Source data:
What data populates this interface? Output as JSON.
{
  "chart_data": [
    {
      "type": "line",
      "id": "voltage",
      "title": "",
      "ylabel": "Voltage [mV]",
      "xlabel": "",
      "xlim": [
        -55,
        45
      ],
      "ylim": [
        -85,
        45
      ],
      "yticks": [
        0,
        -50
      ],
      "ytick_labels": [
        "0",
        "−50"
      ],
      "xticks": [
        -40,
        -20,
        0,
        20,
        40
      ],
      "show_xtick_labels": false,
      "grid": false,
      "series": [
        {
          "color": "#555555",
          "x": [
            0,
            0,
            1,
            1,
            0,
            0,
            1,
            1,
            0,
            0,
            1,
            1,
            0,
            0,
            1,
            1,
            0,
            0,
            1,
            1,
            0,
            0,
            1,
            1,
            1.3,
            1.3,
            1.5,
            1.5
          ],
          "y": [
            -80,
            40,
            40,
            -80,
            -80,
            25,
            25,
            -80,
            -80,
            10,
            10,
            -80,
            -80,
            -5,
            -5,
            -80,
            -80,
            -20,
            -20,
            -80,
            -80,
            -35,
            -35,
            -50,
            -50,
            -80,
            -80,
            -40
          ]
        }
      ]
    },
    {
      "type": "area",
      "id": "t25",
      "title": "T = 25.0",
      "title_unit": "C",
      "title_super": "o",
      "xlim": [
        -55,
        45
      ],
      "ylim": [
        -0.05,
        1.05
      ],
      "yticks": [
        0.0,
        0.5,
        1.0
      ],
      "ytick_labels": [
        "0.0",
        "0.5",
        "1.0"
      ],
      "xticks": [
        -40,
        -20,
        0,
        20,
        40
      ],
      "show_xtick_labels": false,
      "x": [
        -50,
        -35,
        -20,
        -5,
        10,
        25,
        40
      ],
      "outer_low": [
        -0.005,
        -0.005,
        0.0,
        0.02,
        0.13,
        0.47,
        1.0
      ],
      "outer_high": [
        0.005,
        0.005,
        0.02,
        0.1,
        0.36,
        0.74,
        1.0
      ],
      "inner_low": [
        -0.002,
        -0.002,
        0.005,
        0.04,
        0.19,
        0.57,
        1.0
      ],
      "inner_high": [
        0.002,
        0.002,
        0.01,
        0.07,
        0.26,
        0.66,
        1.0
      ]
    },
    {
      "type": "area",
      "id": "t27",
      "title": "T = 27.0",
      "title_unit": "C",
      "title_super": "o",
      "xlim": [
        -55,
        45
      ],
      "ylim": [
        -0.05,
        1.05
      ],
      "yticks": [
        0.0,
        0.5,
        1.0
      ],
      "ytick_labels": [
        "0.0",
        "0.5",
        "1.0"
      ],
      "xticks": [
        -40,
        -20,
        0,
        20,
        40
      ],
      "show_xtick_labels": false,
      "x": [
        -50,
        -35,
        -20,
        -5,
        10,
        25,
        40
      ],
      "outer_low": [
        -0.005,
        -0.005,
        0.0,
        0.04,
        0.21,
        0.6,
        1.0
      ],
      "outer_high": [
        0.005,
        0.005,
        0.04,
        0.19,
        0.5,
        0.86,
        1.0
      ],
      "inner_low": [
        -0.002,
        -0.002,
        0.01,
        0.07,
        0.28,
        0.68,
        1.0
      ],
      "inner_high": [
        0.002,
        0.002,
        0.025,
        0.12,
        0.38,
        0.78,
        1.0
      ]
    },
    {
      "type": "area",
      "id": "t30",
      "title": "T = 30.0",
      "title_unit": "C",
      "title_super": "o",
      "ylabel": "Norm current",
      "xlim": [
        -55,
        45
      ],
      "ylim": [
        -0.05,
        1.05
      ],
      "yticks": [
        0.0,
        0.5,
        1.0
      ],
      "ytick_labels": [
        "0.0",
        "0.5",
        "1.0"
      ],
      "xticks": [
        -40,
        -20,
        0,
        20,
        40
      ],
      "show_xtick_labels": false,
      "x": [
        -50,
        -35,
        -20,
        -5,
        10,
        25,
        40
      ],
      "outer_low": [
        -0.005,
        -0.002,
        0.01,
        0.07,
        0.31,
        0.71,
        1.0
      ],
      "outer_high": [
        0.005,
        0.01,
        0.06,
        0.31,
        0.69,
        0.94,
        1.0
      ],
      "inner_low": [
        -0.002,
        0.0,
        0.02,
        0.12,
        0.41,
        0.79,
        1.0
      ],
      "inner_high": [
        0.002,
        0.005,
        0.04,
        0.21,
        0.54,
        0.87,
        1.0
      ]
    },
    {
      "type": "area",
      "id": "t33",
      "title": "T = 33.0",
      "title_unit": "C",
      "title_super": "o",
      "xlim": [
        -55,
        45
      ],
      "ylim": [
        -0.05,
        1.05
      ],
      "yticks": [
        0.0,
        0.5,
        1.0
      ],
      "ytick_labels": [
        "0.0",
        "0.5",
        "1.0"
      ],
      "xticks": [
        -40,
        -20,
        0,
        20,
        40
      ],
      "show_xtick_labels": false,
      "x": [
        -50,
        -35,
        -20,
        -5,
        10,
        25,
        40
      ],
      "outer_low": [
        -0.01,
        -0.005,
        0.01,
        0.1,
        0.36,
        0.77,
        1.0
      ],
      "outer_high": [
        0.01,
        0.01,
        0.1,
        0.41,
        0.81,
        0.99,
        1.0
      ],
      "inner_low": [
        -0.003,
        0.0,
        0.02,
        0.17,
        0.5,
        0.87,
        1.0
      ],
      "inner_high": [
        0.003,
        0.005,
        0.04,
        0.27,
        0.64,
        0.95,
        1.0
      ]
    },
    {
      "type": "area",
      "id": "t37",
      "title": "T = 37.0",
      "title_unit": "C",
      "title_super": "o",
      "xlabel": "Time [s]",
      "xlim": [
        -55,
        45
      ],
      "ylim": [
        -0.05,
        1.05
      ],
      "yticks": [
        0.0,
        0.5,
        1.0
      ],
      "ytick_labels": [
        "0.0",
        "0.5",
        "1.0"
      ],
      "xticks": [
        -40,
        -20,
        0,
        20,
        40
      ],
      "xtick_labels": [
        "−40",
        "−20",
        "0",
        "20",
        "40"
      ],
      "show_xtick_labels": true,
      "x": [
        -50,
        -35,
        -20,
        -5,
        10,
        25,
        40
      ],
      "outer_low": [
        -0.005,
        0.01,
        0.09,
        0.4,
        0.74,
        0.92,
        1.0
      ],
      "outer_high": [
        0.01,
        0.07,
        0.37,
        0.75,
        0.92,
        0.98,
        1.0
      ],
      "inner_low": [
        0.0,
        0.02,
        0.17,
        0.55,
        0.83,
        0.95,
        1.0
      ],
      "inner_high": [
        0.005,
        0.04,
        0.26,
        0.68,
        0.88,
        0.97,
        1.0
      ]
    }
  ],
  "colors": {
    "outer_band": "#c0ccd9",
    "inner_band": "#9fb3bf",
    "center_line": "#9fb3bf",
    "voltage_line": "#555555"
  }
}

• **Exercise requirements**: Reproduce the entries above in full by retyping them exactly.

• **Complete answer**:
What data populates this interface? Output as JSON.
{
  "chart_data": [
    {
      "type": "line",
      "id": "voltage",
      "title": "",
      "ylabel": "Voltage [mV]",
      "xlabel": "",
      "xlim": [
        -55,
        45
      ],
      "ylim": [
        -85,
        45
      ],
      "yticks": [
        0,
        -50
      ],
      "ytick_labels": [
        "0",
        "−50"
      ],
      "xticks": [
        -40,
        -20,
        0,
        20,
        40
      ],
      "show_xtick_labels": false,
      "grid": false,
      "series": [
        {
          "color": "#555555",
          "x": [
            0,
            0,
            1,
            1,
            0,
            0,
            1,
            1,
            0,
            0,
            1,
            1,
            0,
            0,
            1,
            1,
            0,
            0,
            1,
            1,
            0,
            0,
            1,
            1,
            1.3,
            1.3,
            1.5,
            1.5
          ],
          "y": [
            -80,
            40,
            40,
            -80,
            -80,
            25,
            25,
            -80,
            -80,
            10,
            10,
            -80,
            -80,
            -5,
            -5,
            -80,
            -80,
            -20,
            -20,
            -80,
            -80,
            -35,
            -35,
            -50,
            -50,
            -80,
            -80,
            -40
          ]
        }
      ]
    },
    {
      "type": "area",
      "id": "t25",
      "title": "T = 25.0",
      "title_unit": "C",
      "title_super": "o",
      "xlim": [
        -55,
        45
      ],
      "ylim": [
        -0.05,
        1.05
      ],
      "yticks": [
        0.0,
        0.5,
        1.0
      ],
      "ytick_labels": [
        "0.0",
        "0.5",
        "1.0"
      ],
      "xticks": [
        -40,
        -20,
        0,
        20,
        40
      ],
      "show_xtick_labels": false,
      "x": [
        -50,
        -35,
        -20,
        -5,
        10,
        25,
        40
      ],
      "outer_low": [
        -0.005,
        -0.005,
        0.0,
        0.02,
        0.13,
        0.47,
        1.0
      ],
      "outer_high": [
        0.005,
        0.005,
        0.02,
        0.1,
        0.36,
        0.74,
        1.0
      ],
      "inner_low": [
        -0.002,
        -0.002,
        0.005,
        0.04,
        0.19,
        0.57,
        1.0
      ],
      "inner_high": [
        0.002,
        0.002,
        0.01,
        0.07,
        0.26,
        0.66,
        1.0
      ]
    },
    {
      "type": "area",
      "id": "t27",
      "title": "T = 27.0",
      "title_unit": "C",
      "title_super": "o",
      "xlim": [
        -55,
        45
      ],
      "ylim": [
        -0.05,
        1.05
      ],
      "yticks": [
        0.0,
        0.5,
        1.0
      ],
      "ytick_labels": [
        "0.0",
        "0.5",
        "1.0"
      ],
      "xticks": [
        -40,
        -20,
        0,
        20,
        40
      ],
      "show_xtick_labels": false,
      "x": [
        -50,
        -35,
        -20,
        -5,
        10,
        25,
        40
      ],
      "outer_low": [
        -0.005,
        -0.005,
        0.0,
        0.04,
        0.21,
        0.6,
        1.0
      ],
      "outer_high": [
        0.005,
        0.005,
        0.04,
        0.19,
        0.5,
        0.86,
        1.0
      ],
      "inner_low": [
        -0.002,
        -0.002,
        0.01,
        0.07,
        0.28,
        0.68,
        1.0
      ],
      "inner_high": [
        0.002,
        0.002,
        0.025,
        0.12,
        0.38,
        0.78,
        1.0
      ]
    },
    {
      "type": "area",
      "id": "t30",
      "title": "T = 30.0",
      "title_unit": "C",
      "title_super": "o",
      "ylabel": "Norm current",
      "xlim": [
        -55,
        45
      ],
      "ylim": [
        -0.05,
        1.05
      ],
      "yticks": [
        0.0,
        0.5,
        1.0
      ],
      "ytick_labels": [
        "0.0",
        "0.5",
        "1.0"
      ],
      "xticks": [
        -40,
        -20,
        0,
        20,
        40
      ],
      "show_xtick_labels": false,
      "x": [
        -50,
        -35,
        -20,
        -5,
        10,
        25,
        40
      ],
      "outer_low": [
        -0.005,
        -0.002,
        0.01,
        0.07,
        0.31,
        0.71,
        1.0
      ],
      "outer_high": [
        0.005,
        0.01,
        0.06,
        0.31,
        0.69,
        0.94,
        1.0
      ],
      "inner_low": [
        -0.002,
        0.0,
        0.02,
        0.12,
        0.41,
        0.79,
        1.0
      ],
      "inner_high": [
        0.002,
        0.005,
        0.04,
        0.21,
        0.54,
        0.87,
        1.0
      ]
    },
    {
      "type": "area",
      "id": "t33",
      "title": "T = 33.0",
      "title_unit": "C",
      "title_super": "o",
      "xlim": [
        -55,
        45
      ],
      "ylim": [
        -0.05,
        1.05
      ],
      "yticks": [
        0.0,
        0.5,
        1.0
      ],
      "ytick_labels": [
        "0.0",
        "0.5",
        "1.0"
      ],
      "xticks": [
        -40,
        -20,
        0,
        20,
        40
      ],
      "show_xtick_labels": false,
      "x": [
        -50,
        -35,
        -20,
        -5,
        10,
        25,
        40
      ],
      "outer_low": [
        -0.01,
        -0.005,
        0.01,
        0.1,
        0.36,
        0.77,
        1.0
      ],
      "outer_high": [
        0.01,
        0.01,
        0.1,
        0.41,
        0.81,
        0.99,
        1.0
      ],
      "inner_low": [
        -0.003,
        0.0,
        0.02,
        0.17,
        0.5,
        0.87,
        1.0
      ],
      "inner_high": [
        0.003,
        0.005,
        0.04,
        0.27,
        0.64,
        0.95,
        1.0
      ]
    },
    {
      "type": "area",
      "id": "t37",
      "title": "T = 37.0",
      "title_unit": "C",
      "title_super": "o",
      "xlabel": "Time [s]",
      "xlim": [
        -55,
        45
      ],
      "ylim": [
        -0.05,
        1.05
      ],
      "yticks": [
        0.0,
        0.5,
        1.0
      ],
      "ytick_labels": [
        "0.0",
        "0.5",
        "1.0"
      ],
      "xticks": [
        -40,
        -20,
        0,
        20,
        40
      ],
      "xtick_labels": [
        "−40",
        "−20",
        "0",
        "20",
        "40"
      ],
      "show_xtick_labels": true,
      "x": [
        -50,
        -35,
        -20,
        -5,
        10,
        25,
        40
      ],
      "outer_low": [
        -0.005,
        0.01,
        0.09,
        0.4,
        0.74,
        0.92,
        1.0
      ],
      "outer_high": [
        0.01,
        0.07,
        0.37,
        0.75,
        0.92,
        0.98,
        1.0
      ],
      "inner_low": [
        0.0,
        0.02,
        0.17,
        0.55,
        0.83,
        0.95,
        1.0
      ],
      "inner_high": [
        0.005,
        0.04,
        0.26,
        0.68,
        0.88,
        0.97,
        1.0
      ]
    }
  ],
  "colors": {
    "outer_band": "#c0ccd9",
    "inner_band": "#9fb3bf",
    "center_line": "#9fb3bf",
    "voltage_line": "#555555"
  }
}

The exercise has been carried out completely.